Bookshelf of Stant Litore's fiction

tl;dr: Whether we’re comfortable or uncomfortable with “diverse characters” in fiction has everything to do with how we’ve defined our communities. I’m not adding anyone to the fictional world or “forcing” them into the story. I’m just refusing to subtract people who are already in the world we share together.

Let’s talk about “diverse characters” for a moment.

Every once in a while, a reader will object, with a tone of moral indignation, that they don’t like “PC” fiction (I think they mean “politically correct”; I don’t think they’re objecting to thriller novels about desktop computers) or that they don’t think I should be “forcing diversity” or writing “political fiction” or “ramming a message down their throat” or “rubbing a message in their face.” (About nonconsensual throat-ramming: It’s always weird to me when a reader describes a fictional story that contains elements they dislike using metaphors for bodily invasion or assault, but that’s a topic for another time.)

What I have been thinking about is why there is a seemingly fundamental disconnect between these particular readers and other readers (including myself) who I write for. I think it has to do with how we have defined our communities – in religious terms, with who we recognize as our neighbors.

When I tell a science fiction story with Muslim characters, or characters with various ethnicities, genders, sexual orientations, levels of physical ability, etc., these objecting readers think I am “forcing” these elements on them because what they have defined as their community does not include or welcome people who are different from them in these ways, and the presence of people different from them is seen as an invasion or violation.

But I don’t write the characters I write because I have a “message.” Or to be “PC.” Or to ram a character “down someone’s throat.” I write the characters I write because people in my community, people I love, my family and friends and colleagues – they inspire and are reflected in the characters I write. My characters are influenced by people I’ve known.

There is a 150-year-old Chinese gunslinger in a wheelchair in my current work in progress not because I want to rub diversity in a reader’s face, but because my daughter is in a wheelchair and she is as fierce as a gunslinger, and because several of my dearest college friends were from China (Yi and I used to stay up all night playing Starcraft; I usually lost), and because I think in a future scifi novel, people might live to 150.

DATA SECTION —
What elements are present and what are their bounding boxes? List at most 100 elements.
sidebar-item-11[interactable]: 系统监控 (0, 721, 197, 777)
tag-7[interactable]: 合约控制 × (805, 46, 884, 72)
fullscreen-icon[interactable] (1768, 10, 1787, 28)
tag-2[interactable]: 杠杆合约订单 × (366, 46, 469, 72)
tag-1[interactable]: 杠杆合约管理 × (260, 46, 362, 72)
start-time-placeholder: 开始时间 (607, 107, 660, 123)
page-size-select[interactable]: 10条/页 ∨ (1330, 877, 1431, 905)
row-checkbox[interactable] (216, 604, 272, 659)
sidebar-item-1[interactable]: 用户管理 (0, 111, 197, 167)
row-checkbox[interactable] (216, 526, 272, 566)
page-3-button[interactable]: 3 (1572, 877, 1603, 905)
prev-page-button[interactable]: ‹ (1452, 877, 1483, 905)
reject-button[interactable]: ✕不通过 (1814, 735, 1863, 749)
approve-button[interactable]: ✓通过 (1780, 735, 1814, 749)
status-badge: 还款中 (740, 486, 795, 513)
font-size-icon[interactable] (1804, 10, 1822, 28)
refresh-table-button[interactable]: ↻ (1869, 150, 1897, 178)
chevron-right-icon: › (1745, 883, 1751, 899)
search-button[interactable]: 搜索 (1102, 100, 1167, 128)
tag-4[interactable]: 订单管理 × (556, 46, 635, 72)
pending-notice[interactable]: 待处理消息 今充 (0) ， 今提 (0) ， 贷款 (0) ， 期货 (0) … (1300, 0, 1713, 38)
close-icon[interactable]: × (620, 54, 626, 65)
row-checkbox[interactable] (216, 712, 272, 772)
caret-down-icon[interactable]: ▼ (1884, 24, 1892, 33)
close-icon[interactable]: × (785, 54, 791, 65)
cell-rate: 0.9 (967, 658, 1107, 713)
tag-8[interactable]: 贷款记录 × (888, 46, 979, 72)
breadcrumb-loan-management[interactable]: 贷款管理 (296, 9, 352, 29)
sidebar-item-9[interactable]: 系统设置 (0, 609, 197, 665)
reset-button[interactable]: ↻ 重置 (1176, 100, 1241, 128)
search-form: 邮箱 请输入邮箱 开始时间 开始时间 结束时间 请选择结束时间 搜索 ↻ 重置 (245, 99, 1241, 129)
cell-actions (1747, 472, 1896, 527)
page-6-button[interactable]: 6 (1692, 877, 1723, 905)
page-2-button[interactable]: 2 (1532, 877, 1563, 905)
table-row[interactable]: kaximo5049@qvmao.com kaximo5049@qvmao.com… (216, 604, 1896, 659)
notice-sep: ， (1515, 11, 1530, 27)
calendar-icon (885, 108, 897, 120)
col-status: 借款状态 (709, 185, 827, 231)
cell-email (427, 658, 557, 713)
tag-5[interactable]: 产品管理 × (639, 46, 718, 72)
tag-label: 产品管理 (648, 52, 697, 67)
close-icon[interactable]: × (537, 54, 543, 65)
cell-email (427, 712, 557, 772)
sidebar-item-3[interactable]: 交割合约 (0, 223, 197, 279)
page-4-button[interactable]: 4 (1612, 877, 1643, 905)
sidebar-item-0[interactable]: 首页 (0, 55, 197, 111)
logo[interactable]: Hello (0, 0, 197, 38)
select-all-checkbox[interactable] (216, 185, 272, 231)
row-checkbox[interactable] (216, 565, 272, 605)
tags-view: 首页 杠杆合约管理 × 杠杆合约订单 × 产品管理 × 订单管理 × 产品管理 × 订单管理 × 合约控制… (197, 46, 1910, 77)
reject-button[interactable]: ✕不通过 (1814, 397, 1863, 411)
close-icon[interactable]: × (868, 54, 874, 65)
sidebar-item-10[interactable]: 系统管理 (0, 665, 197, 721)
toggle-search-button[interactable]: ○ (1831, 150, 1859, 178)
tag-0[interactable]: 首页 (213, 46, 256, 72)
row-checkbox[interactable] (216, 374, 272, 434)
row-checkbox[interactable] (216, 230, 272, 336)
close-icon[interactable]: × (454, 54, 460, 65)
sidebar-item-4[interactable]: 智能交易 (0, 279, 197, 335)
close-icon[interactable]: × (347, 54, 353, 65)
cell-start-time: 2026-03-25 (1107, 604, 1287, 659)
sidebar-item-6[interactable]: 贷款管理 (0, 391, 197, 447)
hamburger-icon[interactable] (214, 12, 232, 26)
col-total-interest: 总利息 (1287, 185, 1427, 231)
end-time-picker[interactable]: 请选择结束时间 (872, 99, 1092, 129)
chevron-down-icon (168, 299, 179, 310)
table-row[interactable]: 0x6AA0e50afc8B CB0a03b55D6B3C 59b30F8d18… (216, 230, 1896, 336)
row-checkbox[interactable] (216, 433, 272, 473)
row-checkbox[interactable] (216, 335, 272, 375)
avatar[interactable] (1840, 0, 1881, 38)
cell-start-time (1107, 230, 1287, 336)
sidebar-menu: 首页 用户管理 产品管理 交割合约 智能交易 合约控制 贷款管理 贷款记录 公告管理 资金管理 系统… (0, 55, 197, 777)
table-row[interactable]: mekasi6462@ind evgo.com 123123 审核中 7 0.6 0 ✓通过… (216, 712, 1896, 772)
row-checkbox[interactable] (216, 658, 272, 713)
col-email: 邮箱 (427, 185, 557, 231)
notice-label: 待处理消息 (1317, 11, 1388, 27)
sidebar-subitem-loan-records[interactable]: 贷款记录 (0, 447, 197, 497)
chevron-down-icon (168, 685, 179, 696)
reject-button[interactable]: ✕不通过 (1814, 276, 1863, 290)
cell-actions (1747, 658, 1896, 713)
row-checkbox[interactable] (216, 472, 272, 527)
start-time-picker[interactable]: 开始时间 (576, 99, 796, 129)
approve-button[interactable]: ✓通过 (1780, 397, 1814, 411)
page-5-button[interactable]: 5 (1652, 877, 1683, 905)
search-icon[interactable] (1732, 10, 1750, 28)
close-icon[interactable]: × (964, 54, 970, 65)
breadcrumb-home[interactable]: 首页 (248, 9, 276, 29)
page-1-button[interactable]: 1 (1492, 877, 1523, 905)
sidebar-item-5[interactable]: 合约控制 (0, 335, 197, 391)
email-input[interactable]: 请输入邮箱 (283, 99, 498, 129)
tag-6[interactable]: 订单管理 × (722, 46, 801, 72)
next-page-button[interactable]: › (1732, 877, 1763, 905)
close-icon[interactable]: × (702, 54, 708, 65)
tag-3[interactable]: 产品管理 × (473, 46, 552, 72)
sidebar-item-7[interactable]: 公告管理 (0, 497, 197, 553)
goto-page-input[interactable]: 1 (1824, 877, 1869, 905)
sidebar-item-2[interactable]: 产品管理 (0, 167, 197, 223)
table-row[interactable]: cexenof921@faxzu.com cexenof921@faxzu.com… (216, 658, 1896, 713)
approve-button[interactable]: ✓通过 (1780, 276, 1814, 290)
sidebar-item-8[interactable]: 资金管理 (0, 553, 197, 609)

EXERCISE DETAILS —
Extend the essay on diverse characters in fiction, picking up directly after its final sentence about the 150-year-old Chinese gunslinger in a wheelchair.

WRITTEN RESPONSE —
And I wrote into Ansible: Season Three a love story between two bi women not because I have a “political” message in mind but because some people very dear to me are bi. And they have love stories. When I write science fiction stories about people marooned in alien bodies in which they never felt at home … I know people who live that experience, though their bodies are not literally extraterrestrial. (That’s the scifi part.)

To me, the presence of these fictional characters is not an invasion of the reader or an authorial intrusion that I have jammed into the story; their presence is just a given. These are people. Readers who object often think that I am “adding” people into the fictional world that they don’t want there, and who they think I shouldn’t want there. Unwelcome people. But I’m not adding anyone to the fictional world. I’m just refusing to subtract people who are already in the world we share together.

If I write a hijabi bi superheroine, I didn’t write her because I want us to be “PC.” I wrote her because I wanted to tell her story. It would be utterly exhausting to censor my fiction and shrink my imagined worlds and their casts of characters merely in order to accommodate the bigotries or discomfort of some readers.

If your own world is small, then good stories might make you feel uncomfortable. And maybe they need to. Because good stories make our world bigger.

But if it is truly too uncomfortable, there are so many stories out there that are written with smaller worlds inside them. Readers can go read those stories and inhabit those smaller worlds if that is truly what they want. But I don’t have any obligation to my readers to write them a smaller world. That is not what I do.

Stant Litore

Stant Litore is a novelist. He writes about gladiators on tyrannosaurback, Old Testament prophets battling the hungry dead, geneticists growing biological starships, time-traveling hijabi bisexual defenders of humanity from the future. Explore his fiction here. And here is one of his toolkits for writers, and here’s another book where he nerds out about ancient languages and biblical (mis)translation. Enjoy!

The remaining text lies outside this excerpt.